**Problem to solve**
Pick out each line in these entries that contains the string "this".

== Dataset records ==

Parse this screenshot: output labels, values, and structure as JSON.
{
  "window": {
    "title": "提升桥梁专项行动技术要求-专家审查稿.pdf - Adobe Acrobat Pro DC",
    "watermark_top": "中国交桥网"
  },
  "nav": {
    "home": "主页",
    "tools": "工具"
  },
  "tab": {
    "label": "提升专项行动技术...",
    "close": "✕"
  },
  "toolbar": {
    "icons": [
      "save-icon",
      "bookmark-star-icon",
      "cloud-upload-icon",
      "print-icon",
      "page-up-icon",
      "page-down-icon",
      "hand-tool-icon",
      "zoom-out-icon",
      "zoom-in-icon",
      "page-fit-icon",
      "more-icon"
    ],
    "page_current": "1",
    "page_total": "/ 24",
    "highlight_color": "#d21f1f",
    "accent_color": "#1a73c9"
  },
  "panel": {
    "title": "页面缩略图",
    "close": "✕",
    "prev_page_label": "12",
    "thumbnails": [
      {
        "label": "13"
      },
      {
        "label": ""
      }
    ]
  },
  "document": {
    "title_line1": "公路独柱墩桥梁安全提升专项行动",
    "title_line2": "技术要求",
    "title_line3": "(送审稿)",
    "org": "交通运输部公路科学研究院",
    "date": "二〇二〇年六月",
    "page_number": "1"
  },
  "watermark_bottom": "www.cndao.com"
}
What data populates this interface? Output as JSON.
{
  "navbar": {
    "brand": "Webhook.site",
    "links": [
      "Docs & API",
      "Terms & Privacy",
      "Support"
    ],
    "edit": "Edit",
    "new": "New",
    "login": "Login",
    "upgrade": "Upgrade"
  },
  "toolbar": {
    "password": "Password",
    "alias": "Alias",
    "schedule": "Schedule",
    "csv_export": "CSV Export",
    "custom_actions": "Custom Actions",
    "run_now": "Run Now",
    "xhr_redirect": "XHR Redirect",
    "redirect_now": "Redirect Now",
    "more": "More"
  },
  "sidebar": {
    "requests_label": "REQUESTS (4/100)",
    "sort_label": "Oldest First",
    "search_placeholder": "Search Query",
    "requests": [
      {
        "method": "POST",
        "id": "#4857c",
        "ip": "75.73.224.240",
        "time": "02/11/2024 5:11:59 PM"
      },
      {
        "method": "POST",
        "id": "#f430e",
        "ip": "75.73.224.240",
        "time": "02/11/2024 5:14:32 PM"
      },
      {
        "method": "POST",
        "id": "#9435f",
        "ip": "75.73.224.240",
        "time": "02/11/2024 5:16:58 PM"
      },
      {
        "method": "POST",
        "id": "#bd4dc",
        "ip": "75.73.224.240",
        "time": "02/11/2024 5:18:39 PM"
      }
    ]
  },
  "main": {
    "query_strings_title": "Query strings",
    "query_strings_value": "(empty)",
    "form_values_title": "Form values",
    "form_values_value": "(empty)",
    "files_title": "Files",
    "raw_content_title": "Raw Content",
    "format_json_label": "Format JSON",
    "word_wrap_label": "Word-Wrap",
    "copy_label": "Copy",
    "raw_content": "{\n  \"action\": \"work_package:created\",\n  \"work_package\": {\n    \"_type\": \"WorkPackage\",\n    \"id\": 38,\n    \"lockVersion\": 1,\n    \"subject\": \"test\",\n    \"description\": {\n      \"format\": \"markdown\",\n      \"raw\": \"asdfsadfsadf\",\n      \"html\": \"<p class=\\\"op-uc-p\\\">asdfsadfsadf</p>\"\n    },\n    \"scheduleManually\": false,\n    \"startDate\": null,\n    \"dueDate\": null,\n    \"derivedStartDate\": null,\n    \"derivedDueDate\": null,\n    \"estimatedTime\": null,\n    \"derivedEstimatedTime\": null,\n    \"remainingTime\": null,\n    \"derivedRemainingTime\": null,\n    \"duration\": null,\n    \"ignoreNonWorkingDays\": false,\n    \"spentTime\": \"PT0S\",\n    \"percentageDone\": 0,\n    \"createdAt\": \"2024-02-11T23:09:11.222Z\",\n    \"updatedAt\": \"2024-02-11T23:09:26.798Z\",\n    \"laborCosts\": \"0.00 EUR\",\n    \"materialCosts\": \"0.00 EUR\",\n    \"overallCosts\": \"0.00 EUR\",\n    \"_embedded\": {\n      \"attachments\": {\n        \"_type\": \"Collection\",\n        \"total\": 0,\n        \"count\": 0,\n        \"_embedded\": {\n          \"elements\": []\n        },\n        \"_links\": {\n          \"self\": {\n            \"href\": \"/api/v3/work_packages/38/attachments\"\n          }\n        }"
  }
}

===

**Exercise response**
Parse this screenshot: output labels, values, and structure as JSON.
What data populates this interface? Output as JSON.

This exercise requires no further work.